## Begin

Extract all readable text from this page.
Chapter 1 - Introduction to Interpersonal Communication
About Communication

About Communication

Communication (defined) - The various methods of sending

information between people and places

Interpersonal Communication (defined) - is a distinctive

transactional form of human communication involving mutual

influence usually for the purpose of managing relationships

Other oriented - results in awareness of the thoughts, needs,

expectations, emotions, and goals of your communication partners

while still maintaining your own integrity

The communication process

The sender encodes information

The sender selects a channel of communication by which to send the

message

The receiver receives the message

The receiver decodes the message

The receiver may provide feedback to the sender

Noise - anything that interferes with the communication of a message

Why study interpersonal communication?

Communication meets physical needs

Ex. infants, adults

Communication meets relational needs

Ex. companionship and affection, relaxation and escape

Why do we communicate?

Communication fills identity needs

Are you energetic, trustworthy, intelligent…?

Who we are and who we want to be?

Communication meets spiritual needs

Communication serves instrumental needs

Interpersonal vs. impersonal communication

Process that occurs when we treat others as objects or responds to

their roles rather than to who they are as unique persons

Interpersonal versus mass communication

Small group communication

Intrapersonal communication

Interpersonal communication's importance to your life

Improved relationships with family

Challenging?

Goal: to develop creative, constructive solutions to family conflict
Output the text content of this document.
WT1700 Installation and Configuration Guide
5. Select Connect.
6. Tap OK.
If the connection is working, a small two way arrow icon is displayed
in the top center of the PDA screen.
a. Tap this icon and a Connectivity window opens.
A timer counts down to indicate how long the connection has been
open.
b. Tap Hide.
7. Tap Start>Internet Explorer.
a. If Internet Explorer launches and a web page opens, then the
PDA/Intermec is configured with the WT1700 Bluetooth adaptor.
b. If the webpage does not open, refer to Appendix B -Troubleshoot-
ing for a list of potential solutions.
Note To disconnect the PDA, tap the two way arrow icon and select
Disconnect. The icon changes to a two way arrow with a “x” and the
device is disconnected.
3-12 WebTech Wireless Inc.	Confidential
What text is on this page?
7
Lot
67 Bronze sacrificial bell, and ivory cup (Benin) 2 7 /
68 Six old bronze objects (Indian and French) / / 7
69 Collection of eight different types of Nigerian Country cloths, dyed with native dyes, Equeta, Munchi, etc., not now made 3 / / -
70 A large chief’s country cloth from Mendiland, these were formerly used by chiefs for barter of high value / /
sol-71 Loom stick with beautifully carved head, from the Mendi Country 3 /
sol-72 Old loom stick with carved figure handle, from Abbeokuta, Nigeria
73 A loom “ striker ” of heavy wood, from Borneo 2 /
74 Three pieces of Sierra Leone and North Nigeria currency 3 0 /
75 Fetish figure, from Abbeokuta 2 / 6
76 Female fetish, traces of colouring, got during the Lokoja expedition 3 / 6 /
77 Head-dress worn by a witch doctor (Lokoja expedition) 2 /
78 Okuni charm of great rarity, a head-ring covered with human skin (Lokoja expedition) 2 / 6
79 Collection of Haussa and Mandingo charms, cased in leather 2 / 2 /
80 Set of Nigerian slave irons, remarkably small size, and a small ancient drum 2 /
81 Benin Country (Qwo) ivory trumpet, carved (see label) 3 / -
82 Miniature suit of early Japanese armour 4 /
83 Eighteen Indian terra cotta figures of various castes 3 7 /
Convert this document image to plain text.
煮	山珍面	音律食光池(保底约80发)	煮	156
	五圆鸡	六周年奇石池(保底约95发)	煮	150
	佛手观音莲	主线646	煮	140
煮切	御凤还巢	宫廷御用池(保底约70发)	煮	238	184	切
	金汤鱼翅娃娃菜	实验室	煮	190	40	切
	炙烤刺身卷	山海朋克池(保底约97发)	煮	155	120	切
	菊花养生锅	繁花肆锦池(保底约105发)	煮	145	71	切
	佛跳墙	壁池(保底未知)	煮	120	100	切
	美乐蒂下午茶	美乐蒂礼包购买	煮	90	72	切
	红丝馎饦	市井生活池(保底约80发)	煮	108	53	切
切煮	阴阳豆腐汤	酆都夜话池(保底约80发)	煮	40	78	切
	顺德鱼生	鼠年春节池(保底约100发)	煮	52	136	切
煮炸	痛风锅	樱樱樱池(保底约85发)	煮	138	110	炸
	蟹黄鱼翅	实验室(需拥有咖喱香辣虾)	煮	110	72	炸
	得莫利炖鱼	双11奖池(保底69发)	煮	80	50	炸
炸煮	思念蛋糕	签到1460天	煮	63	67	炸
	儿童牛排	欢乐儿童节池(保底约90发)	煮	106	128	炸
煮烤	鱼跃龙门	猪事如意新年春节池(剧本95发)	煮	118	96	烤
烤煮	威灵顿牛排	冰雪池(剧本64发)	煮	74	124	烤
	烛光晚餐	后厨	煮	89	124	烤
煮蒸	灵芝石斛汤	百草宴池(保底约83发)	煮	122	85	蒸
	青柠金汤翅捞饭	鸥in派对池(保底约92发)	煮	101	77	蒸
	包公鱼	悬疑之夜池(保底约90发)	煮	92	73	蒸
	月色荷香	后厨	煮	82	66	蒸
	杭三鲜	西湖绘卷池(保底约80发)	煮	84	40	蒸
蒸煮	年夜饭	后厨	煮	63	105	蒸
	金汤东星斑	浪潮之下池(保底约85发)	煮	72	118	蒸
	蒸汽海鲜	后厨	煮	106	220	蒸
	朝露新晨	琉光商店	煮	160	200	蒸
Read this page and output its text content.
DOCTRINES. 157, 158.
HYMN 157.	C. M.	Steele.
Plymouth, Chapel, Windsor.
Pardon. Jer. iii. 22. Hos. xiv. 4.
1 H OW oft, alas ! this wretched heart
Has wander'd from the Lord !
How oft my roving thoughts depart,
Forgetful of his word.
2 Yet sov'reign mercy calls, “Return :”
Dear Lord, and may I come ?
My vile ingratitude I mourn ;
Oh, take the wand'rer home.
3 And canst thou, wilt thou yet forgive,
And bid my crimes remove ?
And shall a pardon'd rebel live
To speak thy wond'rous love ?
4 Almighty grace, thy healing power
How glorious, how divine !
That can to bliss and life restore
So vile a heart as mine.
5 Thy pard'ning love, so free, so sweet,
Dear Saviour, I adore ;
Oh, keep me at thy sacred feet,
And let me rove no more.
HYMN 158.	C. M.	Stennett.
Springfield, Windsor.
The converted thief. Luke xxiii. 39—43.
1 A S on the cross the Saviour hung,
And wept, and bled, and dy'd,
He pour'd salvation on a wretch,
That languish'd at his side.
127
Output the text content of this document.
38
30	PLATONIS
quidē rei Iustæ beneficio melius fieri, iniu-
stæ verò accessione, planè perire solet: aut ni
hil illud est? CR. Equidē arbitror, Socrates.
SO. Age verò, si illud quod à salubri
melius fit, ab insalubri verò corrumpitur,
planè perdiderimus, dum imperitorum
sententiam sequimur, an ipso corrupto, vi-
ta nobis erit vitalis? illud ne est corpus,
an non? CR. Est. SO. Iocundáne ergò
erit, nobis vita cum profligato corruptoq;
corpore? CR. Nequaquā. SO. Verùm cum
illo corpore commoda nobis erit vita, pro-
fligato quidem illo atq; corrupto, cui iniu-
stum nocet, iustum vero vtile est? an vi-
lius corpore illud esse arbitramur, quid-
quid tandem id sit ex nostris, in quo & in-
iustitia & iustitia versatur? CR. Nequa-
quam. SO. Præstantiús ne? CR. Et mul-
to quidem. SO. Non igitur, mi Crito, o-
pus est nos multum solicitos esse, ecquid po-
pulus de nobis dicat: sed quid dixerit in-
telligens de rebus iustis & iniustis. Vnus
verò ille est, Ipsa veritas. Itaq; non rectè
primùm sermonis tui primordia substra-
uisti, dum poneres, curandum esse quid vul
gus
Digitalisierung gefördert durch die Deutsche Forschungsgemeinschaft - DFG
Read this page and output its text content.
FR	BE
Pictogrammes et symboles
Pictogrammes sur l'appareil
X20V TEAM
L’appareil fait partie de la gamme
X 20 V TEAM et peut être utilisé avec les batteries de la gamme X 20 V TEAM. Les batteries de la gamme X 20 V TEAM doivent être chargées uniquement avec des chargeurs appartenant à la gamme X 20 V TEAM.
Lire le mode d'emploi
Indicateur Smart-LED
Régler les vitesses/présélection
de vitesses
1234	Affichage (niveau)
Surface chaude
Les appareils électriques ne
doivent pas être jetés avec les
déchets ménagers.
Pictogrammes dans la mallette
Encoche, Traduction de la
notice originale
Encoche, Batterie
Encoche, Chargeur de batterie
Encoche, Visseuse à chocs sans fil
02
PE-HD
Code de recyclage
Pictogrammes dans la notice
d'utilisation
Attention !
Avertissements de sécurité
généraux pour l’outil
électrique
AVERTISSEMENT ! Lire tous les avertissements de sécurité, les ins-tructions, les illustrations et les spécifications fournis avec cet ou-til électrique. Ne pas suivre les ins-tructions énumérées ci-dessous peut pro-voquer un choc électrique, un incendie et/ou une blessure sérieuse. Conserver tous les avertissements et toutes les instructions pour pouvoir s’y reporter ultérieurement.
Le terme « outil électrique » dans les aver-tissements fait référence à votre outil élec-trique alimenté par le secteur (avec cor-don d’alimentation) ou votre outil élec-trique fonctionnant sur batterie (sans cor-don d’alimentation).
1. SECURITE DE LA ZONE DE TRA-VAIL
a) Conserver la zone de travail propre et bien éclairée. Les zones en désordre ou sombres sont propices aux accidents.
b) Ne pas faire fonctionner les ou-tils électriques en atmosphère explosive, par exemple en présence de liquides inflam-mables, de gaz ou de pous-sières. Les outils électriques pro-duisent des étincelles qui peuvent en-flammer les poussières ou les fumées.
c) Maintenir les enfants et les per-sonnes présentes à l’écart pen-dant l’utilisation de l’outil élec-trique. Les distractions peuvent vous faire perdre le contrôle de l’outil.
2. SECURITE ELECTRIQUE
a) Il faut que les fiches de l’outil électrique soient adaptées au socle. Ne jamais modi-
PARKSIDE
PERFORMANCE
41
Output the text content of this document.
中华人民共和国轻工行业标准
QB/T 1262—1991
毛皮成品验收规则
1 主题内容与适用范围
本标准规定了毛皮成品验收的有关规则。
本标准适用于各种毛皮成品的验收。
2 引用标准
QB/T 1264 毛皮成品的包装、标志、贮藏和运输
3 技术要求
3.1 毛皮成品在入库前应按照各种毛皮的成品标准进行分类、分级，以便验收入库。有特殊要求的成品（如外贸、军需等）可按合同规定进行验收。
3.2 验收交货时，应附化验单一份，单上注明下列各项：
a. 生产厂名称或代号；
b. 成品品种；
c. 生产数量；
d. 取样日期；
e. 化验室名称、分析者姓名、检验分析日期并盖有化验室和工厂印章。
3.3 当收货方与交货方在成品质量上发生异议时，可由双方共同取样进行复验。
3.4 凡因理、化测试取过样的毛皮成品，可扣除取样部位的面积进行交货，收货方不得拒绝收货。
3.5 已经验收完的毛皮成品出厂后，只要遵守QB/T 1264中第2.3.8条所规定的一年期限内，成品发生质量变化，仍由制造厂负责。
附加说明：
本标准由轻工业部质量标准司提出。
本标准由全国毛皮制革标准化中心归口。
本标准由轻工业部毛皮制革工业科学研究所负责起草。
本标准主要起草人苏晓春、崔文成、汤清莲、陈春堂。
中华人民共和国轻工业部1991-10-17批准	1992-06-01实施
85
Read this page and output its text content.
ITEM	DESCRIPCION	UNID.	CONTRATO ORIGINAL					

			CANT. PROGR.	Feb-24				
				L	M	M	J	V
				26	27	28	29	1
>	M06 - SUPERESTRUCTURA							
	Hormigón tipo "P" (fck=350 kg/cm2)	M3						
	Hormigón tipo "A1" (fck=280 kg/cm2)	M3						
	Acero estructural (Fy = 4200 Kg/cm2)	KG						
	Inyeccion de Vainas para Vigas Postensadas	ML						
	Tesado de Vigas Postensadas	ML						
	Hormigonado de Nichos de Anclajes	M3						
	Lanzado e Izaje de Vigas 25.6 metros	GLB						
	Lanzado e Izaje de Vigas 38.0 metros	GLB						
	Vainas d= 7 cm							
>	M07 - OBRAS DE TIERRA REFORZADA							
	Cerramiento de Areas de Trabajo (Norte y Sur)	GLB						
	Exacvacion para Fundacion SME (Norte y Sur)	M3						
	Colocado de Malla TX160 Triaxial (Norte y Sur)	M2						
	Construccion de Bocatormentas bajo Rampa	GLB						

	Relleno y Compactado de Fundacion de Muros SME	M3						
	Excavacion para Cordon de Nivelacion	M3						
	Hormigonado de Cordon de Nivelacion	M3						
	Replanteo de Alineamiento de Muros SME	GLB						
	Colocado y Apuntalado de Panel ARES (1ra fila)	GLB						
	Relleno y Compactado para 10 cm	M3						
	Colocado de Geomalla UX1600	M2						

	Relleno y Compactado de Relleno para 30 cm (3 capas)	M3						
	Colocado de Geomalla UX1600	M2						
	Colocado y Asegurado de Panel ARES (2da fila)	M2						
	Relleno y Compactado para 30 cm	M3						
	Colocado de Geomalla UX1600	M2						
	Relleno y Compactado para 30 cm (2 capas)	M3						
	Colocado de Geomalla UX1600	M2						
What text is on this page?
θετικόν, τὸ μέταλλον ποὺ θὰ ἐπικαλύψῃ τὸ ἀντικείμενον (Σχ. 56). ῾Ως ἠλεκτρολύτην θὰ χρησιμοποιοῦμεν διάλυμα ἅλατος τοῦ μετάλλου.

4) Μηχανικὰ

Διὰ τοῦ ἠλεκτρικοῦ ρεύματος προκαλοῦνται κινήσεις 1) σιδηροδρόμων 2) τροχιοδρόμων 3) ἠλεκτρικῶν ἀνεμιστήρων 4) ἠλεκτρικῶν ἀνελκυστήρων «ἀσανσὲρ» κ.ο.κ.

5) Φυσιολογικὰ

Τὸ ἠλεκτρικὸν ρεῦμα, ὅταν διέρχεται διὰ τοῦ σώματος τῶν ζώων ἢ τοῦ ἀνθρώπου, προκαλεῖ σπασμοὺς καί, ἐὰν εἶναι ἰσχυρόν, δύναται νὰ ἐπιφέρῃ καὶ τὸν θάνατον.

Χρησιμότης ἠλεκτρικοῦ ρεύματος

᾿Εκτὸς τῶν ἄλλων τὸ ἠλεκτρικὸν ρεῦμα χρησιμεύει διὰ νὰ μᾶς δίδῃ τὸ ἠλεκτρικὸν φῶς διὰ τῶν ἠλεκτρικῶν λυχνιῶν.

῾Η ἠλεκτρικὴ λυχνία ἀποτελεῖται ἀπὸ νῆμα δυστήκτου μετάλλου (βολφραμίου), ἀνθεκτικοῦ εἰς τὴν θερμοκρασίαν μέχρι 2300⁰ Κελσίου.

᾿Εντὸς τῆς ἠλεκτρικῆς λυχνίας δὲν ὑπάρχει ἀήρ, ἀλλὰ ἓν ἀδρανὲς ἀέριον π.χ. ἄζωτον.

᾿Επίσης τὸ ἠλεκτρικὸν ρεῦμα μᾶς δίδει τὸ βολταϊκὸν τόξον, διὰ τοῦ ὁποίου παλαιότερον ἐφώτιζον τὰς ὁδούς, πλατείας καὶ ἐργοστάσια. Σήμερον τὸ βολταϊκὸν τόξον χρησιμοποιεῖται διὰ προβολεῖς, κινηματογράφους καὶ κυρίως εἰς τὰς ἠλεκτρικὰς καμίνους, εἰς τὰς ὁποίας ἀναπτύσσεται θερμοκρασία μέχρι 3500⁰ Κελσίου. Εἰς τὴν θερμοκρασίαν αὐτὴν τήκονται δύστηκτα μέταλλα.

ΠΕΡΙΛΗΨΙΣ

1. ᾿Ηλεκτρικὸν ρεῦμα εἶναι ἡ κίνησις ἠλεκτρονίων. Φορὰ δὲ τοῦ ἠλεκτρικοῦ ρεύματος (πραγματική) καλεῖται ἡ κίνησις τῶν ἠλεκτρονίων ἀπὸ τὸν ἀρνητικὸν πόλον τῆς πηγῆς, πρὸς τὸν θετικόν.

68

## End

● **WHAT TO DO**:
Note every line above where the string "ἠλεκτρικὸν" shows up, and copy those lines.

● **TASK RESPONSE**:
Τὸ ἠλεκτρικὸν ρεῦμα, ὅταν διέρχεται διὰ τοῦ σώματος τῶν ζώων ἢ τοῦ ἀνθρώπου, προκαλεῖ σπασμοὺς καί, ἐὰν εἶναι ἰσχυρόν, δύναται νὰ ἐπιφέρῃ καὶ τὸν θάνατον.
᾿Εκτὸς τῶν ἄλλων τὸ ἠλεκτρικὸν ρεῦμα χρησιμεύει διὰ νὰ μᾶς δίδῃ τὸ ἠλεκτρικὸν φῶς διὰ τῶν ἠλεκτρικῶν λυχνιῶν.
᾿Επίσης τὸ ἠλεκτρικὸν ρεῦμα μᾶς δίδει τὸ βολταϊκὸν τόξον, διὰ τοῦ ὁποίου παλαιότερον ἐφώτιζον τὰς ὁδούς, πλατείας καὶ ἐργοστάσια. Σήμερον τὸ βολταϊκὸν τόξον χρησιμοποιεῖται διὰ προβολεῖς, κινηματογράφους καὶ κυρίως εἰς τὰς ἠλεκτρικὰς καμίνους, εἰς τὰς ὁποίας ἀναπτύσσεται θερμοκρασία μέχρι 3500⁰ Κελσίου. Εἰς τὴν θερμοκρασίαν αὐτὴν τήκονται δύστηκτα μέταλλα.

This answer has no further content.